SET PROBLEM. Locate every line that holds the string "data" and copy it.

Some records

———

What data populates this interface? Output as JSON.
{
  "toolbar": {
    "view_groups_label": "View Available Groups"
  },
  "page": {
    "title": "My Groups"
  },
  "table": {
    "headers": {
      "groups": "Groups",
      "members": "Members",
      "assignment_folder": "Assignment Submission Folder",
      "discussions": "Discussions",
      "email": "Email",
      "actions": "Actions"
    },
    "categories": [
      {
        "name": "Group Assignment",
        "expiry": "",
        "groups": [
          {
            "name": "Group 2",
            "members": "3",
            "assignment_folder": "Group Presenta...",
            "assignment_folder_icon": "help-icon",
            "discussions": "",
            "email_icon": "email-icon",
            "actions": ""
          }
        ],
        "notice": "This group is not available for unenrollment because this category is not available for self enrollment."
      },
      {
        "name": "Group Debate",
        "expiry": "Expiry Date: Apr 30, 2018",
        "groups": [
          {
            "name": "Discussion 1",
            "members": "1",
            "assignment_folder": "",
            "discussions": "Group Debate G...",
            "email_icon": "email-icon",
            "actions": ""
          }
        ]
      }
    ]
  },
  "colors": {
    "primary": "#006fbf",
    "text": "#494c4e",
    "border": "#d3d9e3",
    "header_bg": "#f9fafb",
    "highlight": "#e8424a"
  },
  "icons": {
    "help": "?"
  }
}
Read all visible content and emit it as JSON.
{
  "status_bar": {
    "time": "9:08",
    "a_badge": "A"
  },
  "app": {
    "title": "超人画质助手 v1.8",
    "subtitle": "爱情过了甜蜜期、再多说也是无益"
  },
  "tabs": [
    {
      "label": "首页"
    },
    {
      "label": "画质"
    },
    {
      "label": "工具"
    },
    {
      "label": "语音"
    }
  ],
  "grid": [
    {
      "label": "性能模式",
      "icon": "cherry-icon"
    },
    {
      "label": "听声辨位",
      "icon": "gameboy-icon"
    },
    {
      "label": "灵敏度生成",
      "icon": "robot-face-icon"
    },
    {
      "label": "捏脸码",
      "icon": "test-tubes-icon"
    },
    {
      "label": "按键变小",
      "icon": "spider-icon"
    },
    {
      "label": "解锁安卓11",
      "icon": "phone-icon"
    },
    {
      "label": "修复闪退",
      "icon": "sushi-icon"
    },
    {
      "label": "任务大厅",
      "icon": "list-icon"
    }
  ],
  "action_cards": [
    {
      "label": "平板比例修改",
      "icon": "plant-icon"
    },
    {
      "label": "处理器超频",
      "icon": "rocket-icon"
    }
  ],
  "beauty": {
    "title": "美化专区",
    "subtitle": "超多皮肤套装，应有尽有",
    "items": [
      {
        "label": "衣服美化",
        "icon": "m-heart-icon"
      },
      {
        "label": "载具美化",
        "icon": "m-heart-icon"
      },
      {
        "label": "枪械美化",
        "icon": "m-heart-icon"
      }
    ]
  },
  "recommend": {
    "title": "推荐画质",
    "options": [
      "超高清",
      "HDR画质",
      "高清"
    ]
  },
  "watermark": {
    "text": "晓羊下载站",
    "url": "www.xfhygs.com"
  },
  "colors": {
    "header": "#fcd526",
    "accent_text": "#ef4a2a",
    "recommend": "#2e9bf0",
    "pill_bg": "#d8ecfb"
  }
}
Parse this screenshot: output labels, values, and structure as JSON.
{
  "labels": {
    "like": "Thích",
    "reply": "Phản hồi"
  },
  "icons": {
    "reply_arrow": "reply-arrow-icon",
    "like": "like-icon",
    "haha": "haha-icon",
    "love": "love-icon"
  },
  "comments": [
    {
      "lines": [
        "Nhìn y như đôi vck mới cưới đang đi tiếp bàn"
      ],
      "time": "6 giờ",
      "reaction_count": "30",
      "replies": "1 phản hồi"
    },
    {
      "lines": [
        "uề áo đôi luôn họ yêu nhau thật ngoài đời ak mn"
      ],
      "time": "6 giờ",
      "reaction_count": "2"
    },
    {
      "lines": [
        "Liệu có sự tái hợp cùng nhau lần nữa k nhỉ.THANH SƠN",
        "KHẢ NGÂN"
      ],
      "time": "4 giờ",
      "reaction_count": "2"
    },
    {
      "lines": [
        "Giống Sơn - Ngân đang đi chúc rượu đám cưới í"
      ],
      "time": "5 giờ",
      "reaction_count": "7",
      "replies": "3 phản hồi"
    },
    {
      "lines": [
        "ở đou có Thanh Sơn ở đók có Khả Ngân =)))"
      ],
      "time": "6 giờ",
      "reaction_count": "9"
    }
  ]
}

———

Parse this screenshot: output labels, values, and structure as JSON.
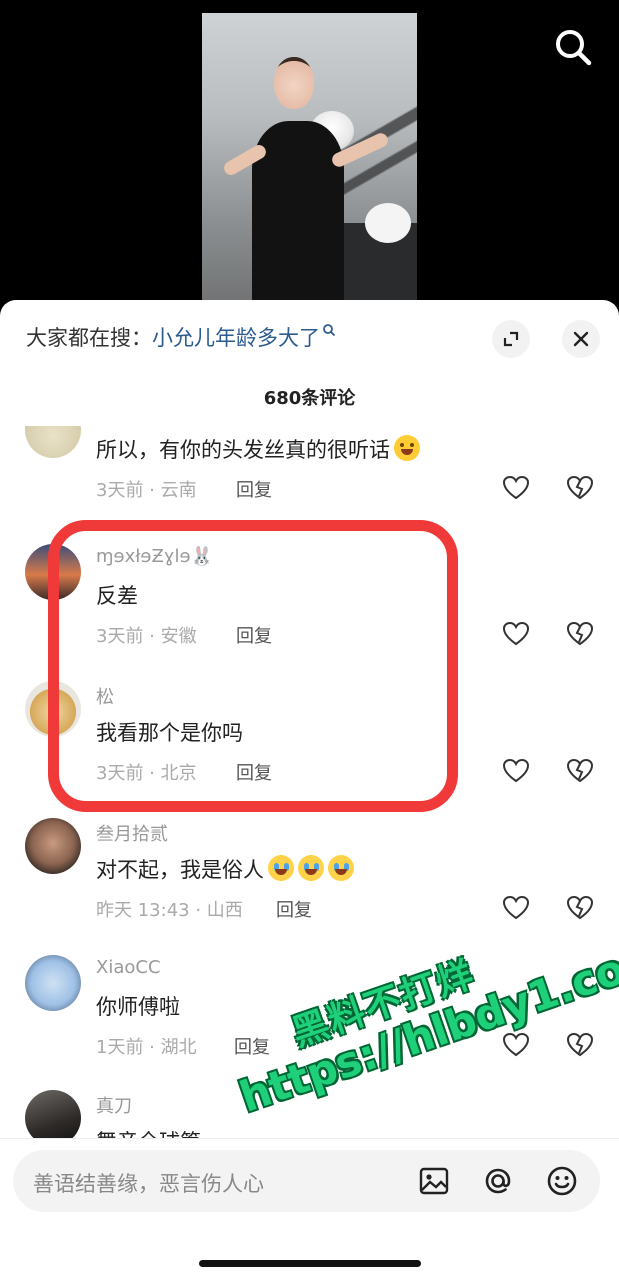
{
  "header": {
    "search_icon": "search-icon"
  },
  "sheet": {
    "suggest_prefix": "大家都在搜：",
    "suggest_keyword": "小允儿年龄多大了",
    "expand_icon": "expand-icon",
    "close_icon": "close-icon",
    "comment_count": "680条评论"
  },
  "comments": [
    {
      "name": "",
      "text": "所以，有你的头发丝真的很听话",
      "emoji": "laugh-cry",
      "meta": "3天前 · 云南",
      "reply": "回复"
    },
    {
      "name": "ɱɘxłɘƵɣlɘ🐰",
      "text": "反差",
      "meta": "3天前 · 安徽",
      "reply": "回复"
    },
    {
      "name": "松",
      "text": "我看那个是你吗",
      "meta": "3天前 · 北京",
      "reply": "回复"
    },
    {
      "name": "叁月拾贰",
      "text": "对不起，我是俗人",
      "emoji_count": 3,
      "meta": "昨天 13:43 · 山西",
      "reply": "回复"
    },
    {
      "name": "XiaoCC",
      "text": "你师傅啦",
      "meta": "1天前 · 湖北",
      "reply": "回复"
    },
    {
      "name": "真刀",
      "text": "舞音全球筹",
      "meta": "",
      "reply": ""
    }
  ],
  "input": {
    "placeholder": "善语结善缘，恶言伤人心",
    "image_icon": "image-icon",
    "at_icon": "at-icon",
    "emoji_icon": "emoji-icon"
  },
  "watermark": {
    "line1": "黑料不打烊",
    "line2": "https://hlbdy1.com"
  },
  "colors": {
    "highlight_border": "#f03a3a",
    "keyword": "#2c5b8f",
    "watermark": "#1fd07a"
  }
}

———

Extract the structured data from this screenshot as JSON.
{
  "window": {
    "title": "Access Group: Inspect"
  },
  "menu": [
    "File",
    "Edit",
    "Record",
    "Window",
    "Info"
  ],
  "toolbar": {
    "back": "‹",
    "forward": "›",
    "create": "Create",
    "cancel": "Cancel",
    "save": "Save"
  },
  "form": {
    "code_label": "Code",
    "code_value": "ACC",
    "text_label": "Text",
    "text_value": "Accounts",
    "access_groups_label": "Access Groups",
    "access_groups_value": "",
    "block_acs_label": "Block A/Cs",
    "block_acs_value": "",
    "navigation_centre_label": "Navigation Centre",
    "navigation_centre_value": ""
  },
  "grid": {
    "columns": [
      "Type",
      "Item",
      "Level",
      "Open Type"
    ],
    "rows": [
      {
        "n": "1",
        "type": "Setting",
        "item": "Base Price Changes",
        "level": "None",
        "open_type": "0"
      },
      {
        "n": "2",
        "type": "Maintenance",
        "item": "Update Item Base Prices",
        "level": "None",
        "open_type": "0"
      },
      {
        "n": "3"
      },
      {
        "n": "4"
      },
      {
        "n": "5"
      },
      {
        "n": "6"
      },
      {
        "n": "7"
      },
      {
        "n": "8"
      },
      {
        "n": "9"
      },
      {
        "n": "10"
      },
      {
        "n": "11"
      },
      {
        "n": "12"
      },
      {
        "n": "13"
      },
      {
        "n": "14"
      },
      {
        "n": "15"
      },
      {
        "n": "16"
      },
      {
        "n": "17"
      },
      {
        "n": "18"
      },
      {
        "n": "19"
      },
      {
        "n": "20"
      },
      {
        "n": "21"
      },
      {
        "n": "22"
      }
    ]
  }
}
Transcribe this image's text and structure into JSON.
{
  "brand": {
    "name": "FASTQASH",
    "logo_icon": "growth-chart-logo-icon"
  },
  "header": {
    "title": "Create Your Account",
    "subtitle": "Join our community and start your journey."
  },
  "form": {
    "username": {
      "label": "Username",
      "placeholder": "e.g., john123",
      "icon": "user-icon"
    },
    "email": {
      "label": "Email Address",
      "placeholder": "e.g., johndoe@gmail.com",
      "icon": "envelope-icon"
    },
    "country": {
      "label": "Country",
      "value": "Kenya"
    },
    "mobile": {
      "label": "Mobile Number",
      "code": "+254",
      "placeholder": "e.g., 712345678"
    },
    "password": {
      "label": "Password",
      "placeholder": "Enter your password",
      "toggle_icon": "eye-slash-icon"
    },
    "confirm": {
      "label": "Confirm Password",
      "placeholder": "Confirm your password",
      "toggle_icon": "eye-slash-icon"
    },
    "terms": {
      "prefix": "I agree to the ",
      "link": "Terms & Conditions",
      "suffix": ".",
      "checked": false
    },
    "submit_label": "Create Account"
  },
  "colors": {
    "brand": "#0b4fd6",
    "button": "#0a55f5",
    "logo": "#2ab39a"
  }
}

———

TASK SOLUTION.
What data populates this interface? Output as JSON.
Extract the structured data from this screenshot as JSON.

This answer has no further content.